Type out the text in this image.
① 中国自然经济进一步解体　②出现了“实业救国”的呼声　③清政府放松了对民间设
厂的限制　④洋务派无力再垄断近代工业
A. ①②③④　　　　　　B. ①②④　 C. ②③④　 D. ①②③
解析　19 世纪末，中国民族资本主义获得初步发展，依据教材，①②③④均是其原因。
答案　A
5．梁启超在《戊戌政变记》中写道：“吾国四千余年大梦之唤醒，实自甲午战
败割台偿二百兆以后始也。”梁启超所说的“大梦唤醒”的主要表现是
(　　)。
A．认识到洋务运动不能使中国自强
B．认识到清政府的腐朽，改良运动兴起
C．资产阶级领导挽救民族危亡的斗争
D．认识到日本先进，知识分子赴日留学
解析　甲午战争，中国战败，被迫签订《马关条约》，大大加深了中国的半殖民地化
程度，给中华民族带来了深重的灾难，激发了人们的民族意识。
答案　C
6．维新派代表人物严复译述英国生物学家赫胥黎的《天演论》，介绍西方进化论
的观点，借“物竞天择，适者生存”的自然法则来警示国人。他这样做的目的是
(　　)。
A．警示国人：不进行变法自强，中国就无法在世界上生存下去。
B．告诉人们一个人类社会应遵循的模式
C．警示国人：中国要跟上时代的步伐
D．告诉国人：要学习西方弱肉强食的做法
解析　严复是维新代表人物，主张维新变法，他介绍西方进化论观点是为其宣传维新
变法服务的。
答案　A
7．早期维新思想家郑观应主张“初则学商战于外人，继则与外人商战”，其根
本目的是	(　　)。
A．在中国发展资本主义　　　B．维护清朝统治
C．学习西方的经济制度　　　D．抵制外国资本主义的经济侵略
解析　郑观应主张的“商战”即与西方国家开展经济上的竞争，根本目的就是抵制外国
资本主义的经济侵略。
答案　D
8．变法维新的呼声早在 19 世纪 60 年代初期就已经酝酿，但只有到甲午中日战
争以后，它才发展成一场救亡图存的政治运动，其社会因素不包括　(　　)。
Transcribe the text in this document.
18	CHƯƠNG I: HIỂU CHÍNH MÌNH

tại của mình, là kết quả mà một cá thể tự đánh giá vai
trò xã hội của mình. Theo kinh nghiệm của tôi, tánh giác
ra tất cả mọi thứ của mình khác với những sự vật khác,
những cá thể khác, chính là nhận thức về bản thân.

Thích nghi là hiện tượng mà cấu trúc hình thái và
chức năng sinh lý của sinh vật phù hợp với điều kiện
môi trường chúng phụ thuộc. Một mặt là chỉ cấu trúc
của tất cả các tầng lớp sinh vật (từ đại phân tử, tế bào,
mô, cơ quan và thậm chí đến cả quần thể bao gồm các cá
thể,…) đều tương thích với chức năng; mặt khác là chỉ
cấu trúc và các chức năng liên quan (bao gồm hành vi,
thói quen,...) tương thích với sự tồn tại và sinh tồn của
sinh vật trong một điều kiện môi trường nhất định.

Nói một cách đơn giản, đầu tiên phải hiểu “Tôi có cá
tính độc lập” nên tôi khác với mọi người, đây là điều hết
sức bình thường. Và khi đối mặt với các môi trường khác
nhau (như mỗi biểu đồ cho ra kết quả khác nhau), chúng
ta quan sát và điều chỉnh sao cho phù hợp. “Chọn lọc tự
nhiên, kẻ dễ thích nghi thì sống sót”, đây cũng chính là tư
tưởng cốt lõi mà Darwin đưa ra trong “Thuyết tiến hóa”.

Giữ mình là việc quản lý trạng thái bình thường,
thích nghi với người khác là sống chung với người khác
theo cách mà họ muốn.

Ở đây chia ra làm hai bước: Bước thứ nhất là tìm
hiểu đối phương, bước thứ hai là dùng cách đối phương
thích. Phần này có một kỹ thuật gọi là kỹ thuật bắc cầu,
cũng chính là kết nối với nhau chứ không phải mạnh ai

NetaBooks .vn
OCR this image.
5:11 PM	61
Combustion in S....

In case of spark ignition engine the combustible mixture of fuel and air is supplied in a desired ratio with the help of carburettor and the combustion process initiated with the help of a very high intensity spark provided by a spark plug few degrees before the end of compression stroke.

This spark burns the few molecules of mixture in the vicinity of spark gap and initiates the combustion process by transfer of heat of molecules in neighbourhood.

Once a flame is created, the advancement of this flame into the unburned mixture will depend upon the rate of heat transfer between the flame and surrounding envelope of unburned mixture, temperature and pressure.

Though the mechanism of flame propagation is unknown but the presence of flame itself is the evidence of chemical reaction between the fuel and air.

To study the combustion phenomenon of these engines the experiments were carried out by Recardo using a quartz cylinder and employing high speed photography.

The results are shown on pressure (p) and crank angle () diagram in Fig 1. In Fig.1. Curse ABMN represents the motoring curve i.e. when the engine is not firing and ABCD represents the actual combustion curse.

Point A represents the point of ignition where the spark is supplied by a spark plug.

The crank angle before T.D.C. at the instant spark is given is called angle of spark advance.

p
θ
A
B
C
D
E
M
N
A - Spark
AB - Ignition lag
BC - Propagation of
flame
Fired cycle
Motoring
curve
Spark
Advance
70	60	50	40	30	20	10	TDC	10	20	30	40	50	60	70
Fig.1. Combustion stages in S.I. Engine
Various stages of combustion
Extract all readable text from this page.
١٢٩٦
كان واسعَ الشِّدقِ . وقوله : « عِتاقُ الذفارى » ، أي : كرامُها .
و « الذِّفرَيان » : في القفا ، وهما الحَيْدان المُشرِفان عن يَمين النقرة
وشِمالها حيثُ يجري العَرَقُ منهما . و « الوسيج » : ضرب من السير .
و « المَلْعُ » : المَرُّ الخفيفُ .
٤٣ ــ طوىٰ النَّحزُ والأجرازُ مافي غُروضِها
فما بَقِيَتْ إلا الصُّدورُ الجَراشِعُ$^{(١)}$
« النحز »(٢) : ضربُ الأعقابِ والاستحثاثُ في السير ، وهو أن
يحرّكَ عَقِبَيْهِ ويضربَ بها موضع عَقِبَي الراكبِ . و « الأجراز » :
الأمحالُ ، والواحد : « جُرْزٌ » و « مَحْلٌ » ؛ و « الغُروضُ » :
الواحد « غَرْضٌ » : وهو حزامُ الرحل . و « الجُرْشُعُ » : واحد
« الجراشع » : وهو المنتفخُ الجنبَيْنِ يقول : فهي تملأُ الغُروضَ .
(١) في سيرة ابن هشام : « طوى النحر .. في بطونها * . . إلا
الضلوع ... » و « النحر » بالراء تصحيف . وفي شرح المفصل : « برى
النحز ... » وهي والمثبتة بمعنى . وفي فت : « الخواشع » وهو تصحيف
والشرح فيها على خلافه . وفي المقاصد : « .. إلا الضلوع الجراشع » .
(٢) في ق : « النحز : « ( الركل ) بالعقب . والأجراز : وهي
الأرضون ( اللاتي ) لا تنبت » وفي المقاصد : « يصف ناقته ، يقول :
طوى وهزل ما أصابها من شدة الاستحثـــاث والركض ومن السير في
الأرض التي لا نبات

WHAT NEEDS TO BE DONE
Your task is to print all of the records exactly.

THE ANSWER
Type out the text in this image.
① 中国自然经济进一步解体　②出现了“实业救国”的呼声　③清政府放松了对民间设
厂的限制　④洋务派无力再垄断近代工业
A. ①②③④　　　　　　B. ①②④　 C. ②③④　 D. ①②③
解析　19 世纪末，中国民族资本主义获得初步发展，依据教材，①②③④均是其原因。
答案　A
5．梁启超在《戊戌政变记》中写道：“吾国四千余年大梦之唤醒，实自甲午战
败割台偿二百兆以后始也。”梁启超所说的“大梦唤醒”的主要表现是
(　　)。
A．认识到洋务运动不能使中国自强
B．认识到清政府的腐朽，改良运动兴起
C．资产阶级领导挽救民族危亡的斗争
D．认识到日本先进，知识分子赴日留学
解析　甲午战争，中国战败，被迫签订《马关条约》，大大加深了中国的半殖民地化
程度，给中华民族带来了深重的灾难，激发了人们的民族意识。
答案　C
6．维新派代表人物严复译述英国生物学家赫胥黎的《天演论》，介绍西方进化论
的观点，借“物竞天择，适者生存”的自然法则来警示国人。他这样做的目的是
(　　)。
A．警示国人：不进行变法自强，中国就无法在世界上生存下去。
B．告诉人们一个人类社会应遵循的模式
C．警示国人：中国要跟上时代的步伐
D．告诉国人：要学习西方弱肉强食的做法
解析　严复是维新代表人物，主张维新变法，他介绍西方进化论观点是为其宣传维新
变法服务的。
答案　A
7．早期维新思想家郑观应主张“初则学商战于外人，继则与外人商战”，其根
本目的是	(　　)。
A．在中国发展资本主义　　　B．维护清朝统治
C．学习西方的经济制度　　　D．抵制外国资本主义的经济侵略
解析　郑观应主张的“商战”即与西方国家开展经济上的竞争，根本目的就是抵制外国
资本主义的经济侵略。
答案　D
8．变法维新的呼声早在 19 世纪 60 年代初期就已经酝酿，但只有到甲午中日战
争以后，它才发展成一场救亡图存的政治运动，其社会因素不包括　(　　)。
Transcribe the text in this document.
18	CHƯƠNG I: HIỂU CHÍNH MÌNH

tại của mình, là kết quả mà một cá thể tự đánh giá vai
trò xã hội của mình. Theo kinh nghiệm của tôi, tánh giác
ra tất cả mọi thứ của mình khác với những sự vật khác,
những cá thể khác, chính là nhận thức về bản thân.

Thích nghi là hiện tượng mà cấu trúc hình thái và
chức năng sinh lý của sinh vật phù hợp với điều kiện
môi trường chúng phụ thuộc. Một mặt là chỉ cấu trúc
của tất cả các tầng lớp sinh vật (từ đại phân tử, tế bào,
mô, cơ quan và thậm chí đến cả quần thể bao gồm các cá
thể,…) đều tương thích với chức năng; mặt khác là chỉ
cấu trúc và các chức năng liên quan (bao gồm hành vi,
thói quen,...) tương thích với sự tồn tại và sinh tồn của
sinh vật trong một điều kiện môi trường nhất định.

Nói một cách đơn giản, đầu tiên phải hiểu “Tôi có cá
tính độc lập” nên tôi khác với mọi người, đây là điều hết
sức bình thường. Và khi đối mặt với các môi trường khác
nhau (như mỗi biểu đồ cho ra kết quả khác nhau), chúng
ta quan sát và điều chỉnh sao cho phù hợp. “Chọn lọc tự
nhiên, kẻ dễ thích nghi thì sống sót”, đây cũng chính là tư
tưởng cốt lõi mà Darwin đưa ra trong “Thuyết tiến hóa”.

Giữ mình là việc quản lý trạng thái bình thường,
thích nghi với người khác là sống chung với người khác
theo cách mà họ muốn.

Ở đây chia ra làm hai bước: Bước thứ nhất là tìm
hiểu đối phương, bước thứ hai là dùng cách đối phương
thích. Phần này có một kỹ thuật gọi là kỹ thuật bắc cầu,
cũng chính là kết nối với nhau chứ không phải mạnh ai

NetaBooks .vn
OCR this image.
5:11 PM	61
Combustion in S....

In case of spark ignition engine the combustible mixture of fuel and air is supplied in a desired ratio with the help of carburettor and the combustion process initiated with the help of a very high intensity spark provided by a spark plug few degrees before the end of compression stroke.

This spark burns the few molecules of mixture in the vicinity of spark gap and initiates the combustion process by transfer of heat of molecules in neighbourhood.

Once a flame is created, the advancement of this flame into the unburned mixture will depend upon the rate of heat transfer between the flame and surrounding envelope of unburned mixture, temperature and pressure.

Though the mechanism of flame propagation is unknown but the presence of flame itself is the evidence of chemical reaction between the fuel and air.

To study the combustion phenomenon of these engines the experiments were carried out by Recardo using a quartz cylinder and employing high speed photography.

The results are shown on pressure (p) and crank angle () diagram in Fig 1. In Fig.1. Curse ABMN represents the motoring curve i.e. when the engine is not firing and ABCD represents the actual combustion curse.

Point A represents the point of ignition where the spark is supplied by a spark plug.

The crank angle before T.D.C. at the instant spark is given is called angle of spark advance.

p
θ
A
B
C
D
E
M
N
A - Spark
AB - Ignition lag
BC - Propagation of
flame
Fired cycle
Motoring
curve
Spark
Advance
70	60	50	40	30	20	10	TDC	10	20	30	40	50	60	70
Fig.1. Combustion stages in S.I. Engine
Various stages of combustion
Extract all readable text from this page.
١٢٩٦
كان واسعَ الشِّدقِ . وقوله : « عِتاقُ الذفارى » ، أي : كرامُها .
و « الذِّفرَيان » : في القفا ، وهما الحَيْدان المُشرِفان عن يَمين النقرة
وشِمالها حيثُ يجري العَرَقُ منهما . و « الوسيج » : ضرب من السير .
و « المَلْعُ » : المَرُّ الخفيفُ .
٤٣ ــ طوىٰ النَّحزُ والأجرازُ مافي غُروضِها
فما بَقِيَتْ إلا الصُّدورُ الجَراشِعُ$^{(١)}$
« النحز »(٢) : ضربُ الأعقابِ والاستحثاثُ في السير ، وهو أن
يحرّكَ عَقِبَيْهِ ويضربَ بها موضع عَقِبَي الراكبِ . و « الأجراز » :
الأمحالُ ، والواحد : « جُرْزٌ » و « مَحْلٌ » ؛ و « الغُروضُ » :
الواحد « غَرْضٌ » : وهو حزامُ الرحل . و « الجُرْشُعُ » : واحد
« الجراشع » : وهو المنتفخُ الجنبَيْنِ يقول : فهي تملأُ الغُروضَ .
(١) في سيرة ابن هشام : « طوى النحر .. في بطونها * . . إلا
الضلوع ... » و « النحر » بالراء تصحيف . وفي شرح المفصل : « برى
النحز ... » وهي والمثبتة بمعنى . وفي فت : « الخواشع » وهو تصحيف
والشرح فيها على خلافه . وفي المقاصد : « .. إلا الضلوع الجراشع » .
(٢) في ق : « النحز : « ( الركل ) بالعقب . والأجراز : وهي
الأرضون ( اللاتي ) لا تنبت » وفي المقاصد : « يصف ناقته ، يقول :
طوى وهزل ما أصابها من شدة الاستحثـــاث والركض ومن السير في
الأرض التي لا نبات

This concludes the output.